• The task
Your response needs to be the data below, retyped exactly.
Segment Start: Listed records
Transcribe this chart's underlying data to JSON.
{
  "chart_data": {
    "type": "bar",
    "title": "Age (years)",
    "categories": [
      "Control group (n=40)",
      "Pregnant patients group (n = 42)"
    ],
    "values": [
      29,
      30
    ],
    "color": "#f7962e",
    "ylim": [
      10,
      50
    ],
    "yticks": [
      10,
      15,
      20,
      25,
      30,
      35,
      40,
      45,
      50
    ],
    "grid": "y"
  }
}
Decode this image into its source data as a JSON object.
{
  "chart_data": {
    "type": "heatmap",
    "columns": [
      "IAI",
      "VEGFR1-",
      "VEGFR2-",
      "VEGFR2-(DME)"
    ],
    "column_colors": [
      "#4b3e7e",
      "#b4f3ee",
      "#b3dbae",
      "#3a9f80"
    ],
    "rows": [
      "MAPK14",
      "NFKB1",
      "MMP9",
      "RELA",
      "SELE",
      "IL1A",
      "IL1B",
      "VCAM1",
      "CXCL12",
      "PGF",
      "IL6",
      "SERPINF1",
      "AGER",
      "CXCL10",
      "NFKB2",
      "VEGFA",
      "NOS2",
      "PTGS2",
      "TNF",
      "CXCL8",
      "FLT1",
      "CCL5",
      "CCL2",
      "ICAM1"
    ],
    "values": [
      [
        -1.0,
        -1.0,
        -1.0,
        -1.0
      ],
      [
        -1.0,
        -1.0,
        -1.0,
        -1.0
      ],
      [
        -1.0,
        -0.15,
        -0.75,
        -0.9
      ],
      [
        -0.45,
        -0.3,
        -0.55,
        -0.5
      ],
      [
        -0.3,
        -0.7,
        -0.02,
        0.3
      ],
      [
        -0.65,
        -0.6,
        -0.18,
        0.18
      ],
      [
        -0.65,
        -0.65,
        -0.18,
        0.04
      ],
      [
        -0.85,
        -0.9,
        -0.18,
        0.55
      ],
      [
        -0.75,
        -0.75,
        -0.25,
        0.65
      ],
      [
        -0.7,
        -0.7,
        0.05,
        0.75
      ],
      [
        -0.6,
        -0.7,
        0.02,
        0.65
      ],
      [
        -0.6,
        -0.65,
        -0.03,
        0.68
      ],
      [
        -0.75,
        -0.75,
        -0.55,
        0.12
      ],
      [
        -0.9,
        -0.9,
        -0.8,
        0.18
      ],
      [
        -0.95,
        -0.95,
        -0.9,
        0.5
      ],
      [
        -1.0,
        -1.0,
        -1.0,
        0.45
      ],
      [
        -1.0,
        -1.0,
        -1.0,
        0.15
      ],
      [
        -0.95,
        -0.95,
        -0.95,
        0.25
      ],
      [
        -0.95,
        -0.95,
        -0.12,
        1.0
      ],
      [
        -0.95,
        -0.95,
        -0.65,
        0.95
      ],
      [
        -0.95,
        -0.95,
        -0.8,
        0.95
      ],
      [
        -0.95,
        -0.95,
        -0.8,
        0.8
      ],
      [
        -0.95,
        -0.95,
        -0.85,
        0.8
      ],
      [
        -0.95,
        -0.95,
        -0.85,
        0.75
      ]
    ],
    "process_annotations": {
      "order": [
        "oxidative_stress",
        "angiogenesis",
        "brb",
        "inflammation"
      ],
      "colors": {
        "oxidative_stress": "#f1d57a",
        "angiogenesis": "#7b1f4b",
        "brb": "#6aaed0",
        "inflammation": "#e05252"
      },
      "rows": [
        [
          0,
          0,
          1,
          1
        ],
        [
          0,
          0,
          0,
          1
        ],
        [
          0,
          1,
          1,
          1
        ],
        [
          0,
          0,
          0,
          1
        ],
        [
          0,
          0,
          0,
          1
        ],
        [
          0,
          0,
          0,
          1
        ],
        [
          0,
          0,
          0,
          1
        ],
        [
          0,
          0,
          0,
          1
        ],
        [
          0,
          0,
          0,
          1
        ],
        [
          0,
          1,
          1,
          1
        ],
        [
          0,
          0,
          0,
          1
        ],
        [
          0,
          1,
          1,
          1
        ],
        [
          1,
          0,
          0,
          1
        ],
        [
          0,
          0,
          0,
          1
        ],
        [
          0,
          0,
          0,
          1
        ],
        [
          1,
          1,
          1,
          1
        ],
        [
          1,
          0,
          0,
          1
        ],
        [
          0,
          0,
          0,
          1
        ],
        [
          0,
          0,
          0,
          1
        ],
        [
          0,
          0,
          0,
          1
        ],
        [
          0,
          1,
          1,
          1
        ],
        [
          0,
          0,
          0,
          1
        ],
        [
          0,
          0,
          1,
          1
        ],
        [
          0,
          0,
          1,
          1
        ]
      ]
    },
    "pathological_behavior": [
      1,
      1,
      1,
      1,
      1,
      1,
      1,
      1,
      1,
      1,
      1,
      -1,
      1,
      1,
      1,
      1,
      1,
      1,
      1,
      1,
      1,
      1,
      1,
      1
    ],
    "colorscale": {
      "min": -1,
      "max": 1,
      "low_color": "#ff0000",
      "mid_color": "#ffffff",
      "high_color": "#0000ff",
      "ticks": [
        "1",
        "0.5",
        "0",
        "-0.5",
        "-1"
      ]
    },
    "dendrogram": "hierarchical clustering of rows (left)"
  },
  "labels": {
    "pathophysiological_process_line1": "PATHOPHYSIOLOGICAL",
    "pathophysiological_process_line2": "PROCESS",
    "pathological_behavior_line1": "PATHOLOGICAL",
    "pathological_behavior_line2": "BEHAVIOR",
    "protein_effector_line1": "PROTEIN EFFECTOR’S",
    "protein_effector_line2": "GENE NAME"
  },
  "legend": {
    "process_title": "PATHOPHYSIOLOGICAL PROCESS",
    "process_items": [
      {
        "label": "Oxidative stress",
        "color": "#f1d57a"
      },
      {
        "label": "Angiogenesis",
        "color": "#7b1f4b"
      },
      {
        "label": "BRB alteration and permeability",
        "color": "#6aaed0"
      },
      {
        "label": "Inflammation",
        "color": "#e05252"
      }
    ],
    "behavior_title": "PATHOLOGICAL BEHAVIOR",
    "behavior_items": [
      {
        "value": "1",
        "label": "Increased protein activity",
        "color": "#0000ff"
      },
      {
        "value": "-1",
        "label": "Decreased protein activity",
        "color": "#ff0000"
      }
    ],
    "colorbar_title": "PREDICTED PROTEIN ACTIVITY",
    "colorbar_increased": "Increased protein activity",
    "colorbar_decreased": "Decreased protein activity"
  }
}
Segment End: Listed records
• Problem solution
Transcribe this chart's underlying data to JSON.
{
  "chart_data": {
    "type": "bar",
    "title": "Age (years)",
    "categories": [
      "Control group (n=40)",
      "Pregnant patients group (n = 42)"
    ],
    "values": [
      29,
      30
    ],
    "color": "#f7962e",
    "ylim": [
      10,
      50
    ],
    "yticks": [
      10,
      15,
      20,
      25,
      30,
      35,
      40,
      45,
      50
    ],
    "grid": "y"
  }
}
Decode this image into its source data as a JSON object.
{
  "chart_data": {
    "type": "heatmap",
    "columns": [
      "IAI",
      "VEGFR1-",
      "VEGFR2-",
      "VEGFR2-(DME)"
    ],
    "column_colors": [
      "#4b3e7e",
      "#b4f3ee",
      "#b3dbae",
      "#3a9f80"
    ],
    "rows": [
      "MAPK14",
      "NFKB1",
      "MMP9",
      "RELA",
      "SELE",
      "IL1A",
      "IL1B",
      "VCAM1",
      "CXCL12",
      "PGF",
      "IL6",
      "SERPINF1",
      "AGER",
      "CXCL10",
      "NFKB2",
      "VEGFA",
      "NOS2",
      "PTGS2",
      "TNF",
      "CXCL8",
      "FLT1",
      "CCL5",
      "CCL2",
      "ICAM1"
    ],
    "values": [
      [
        -1.0,
        -1.0,
        -1.0,
        -1.0
      ],
      [
        -1.0,
        -1.0,
        -1.0,
        -1.0
      ],
      [
        -1.0,
        -0.15,
        -0.75,
        -0.9
      ],
      [
        -0.45,
        -0.3,
        -0.55,
        -0.5
      ],
      [
        -0.3,
        -0.7,
        -0.02,
        0.3
      ],
      [
        -0.65,
        -0.6,
        -0.18,
        0.18
      ],
      [
        -0.65,
        -0.65,
        -0.18,
        0.04
      ],
      [
        -0.85,
        -0.9,
        -0.18,
        0.55
      ],
      [
        -0.75,
        -0.75,
        -0.25,
        0.65
      ],
      [
        -0.7,
        -0.7,
        0.05,
        0.75
      ],
      [
        -0.6,
        -0.7,
        0.02,
        0.65
      ],
      [
        -0.6,
        -0.65,
        -0.03,
        0.68
      ],
      [
        -0.75,
        -0.75,
        -0.55,
        0.12
      ],
      [
        -0.9,
        -0.9,
        -0.8,
        0.18
      ],
      [
        -0.95,
        -0.95,
        -0.9,
        0.5
      ],
      [
        -1.0,
        -1.0,
        -1.0,
        0.45
      ],
      [
        -1.0,
        -1.0,
        -1.0,
        0.15
      ],
      [
        -0.95,
        -0.95,
        -0.95,
        0.25
      ],
      [
        -0.95,
        -0.95,
        -0.12,
        1.0
      ],
      [
        -0.95,
        -0.95,
        -0.65,
        0.95
      ],
      [
        -0.95,
        -0.95,
        -0.8,
        0.95
      ],
      [
        -0.95,
        -0.95,
        -0.8,
        0.8
      ],
      [
        -0.95,
        -0.95,
        -0.85,
        0.8
      ],
      [
        -0.95,
        -0.95,
        -0.85,
        0.75
      ]
    ],
    "process_annotations": {
      "order": [
        "oxidative_stress",
        "angiogenesis",
        "brb",
        "inflammation"
      ],
      "colors": {
        "oxidative_stress": "#f1d57a",
        "angiogenesis": "#7b1f4b",
        "brb": "#6aaed0",
        "inflammation": "#e05252"
      },
      "rows": [
        [
          0,
          0,
          1,
          1
        ],
        [
          0,
          0,
          0,
          1
        ],
        [
          0,
          1,
          1,
          1
        ],
        [
          0,
          0,
          0,
          1
        ],
        [
          0,
          0,
          0,
          1
        ],
        [
          0,
          0,
          0,
          1
        ],
        [
          0,
          0,
          0,
          1
        ],
        [
          0,
          0,
          0,
          1
        ],
        [
          0,
          0,
          0,
          1
        ],
        [
          0,
          1,
          1,
          1
        ],
        [
          0,
          0,
          0,
          1
        ],
        [
          0,
          1,
          1,
          1
        ],
        [
          1,
          0,
          0,
          1
        ],
        [
          0,
          0,
          0,
          1
        ],
        [
          0,
          0,
          0,
          1
        ],
        [
          1,
          1,
          1,
          1
        ],
        [
          1,
          0,
          0,
          1
        ],
        [
          0,
          0,
          0,
          1
        ],
        [
          0,
          0,
          0,
          1
        ],
        [
          0,
          0,
          0,
          1
        ],
        [
          0,
          1,
          1,
          1
        ],
        [
          0,
          0,
          0,
          1
        ],
        [
          0,
          0,
          1,
          1
        ],
        [
          0,
          0,
          1,
          1
        ]
      ]
    },
    "pathological_behavior": [
      1,
      1,
      1,
      1,
      1,
      1,
      1,
      1,
      1,
      1,
      1,
      -1,
      1,
      1,
      1,
      1,
      1,
      1,
      1,
      1,
      1,
      1,
      1,
      1
    ],
    "colorscale": {
      "min": -1,
      "max": 1,
      "low_color": "#ff0000",
      "mid_color": "#ffffff",
      "high_color": "#0000ff",
      "ticks": [
        "1",
        "0.5",
        "0",
        "-0.5",
        "-1"
      ]
    },
    "dendrogram": "hierarchical clustering of rows (left)"
  },
  "labels": {
    "pathophysiological_process_line1": "PATHOPHYSIOLOGICAL",
    "pathophysiological_process_line2": "PROCESS",
    "pathological_behavior_line1": "PATHOLOGICAL",
    "pathological_behavior_line2": "BEHAVIOR",
    "protein_effector_line1": "PROTEIN EFFECTOR’S",
    "protein_effector_line2": "GENE NAME"
  },
  "legend": {
    "process_title": "PATHOPHYSIOLOGICAL PROCESS",
    "process_items": [
      {
        "label": "Oxidative stress",
        "color": "#f1d57a"
      },
      {
        "label": "Angiogenesis",
        "color": "#7b1f4b"
      },
      {
        "label": "BRB alteration and permeability",
        "color": "#6aaed0"
      },
      {
        "label": "Inflammation",
        "color": "#e05252"
      }
    ],
    "behavior_title": "PATHOLOGICAL BEHAVIOR",
    "behavior_items": [
      {
        "value": "1",
        "label": "Increased protein activity",
        "color": "#0000ff"
      },
      {
        "value": "-1",
        "label": "Decreased protein activity",
        "color": "#ff0000"
      }
    ],
    "colorbar_title": "PREDICTED PROTEIN ACTIVITY",
    "colorbar_increased": "Increased protein activity",
    "colorbar_decreased": "Decreased protein activity"
  }
}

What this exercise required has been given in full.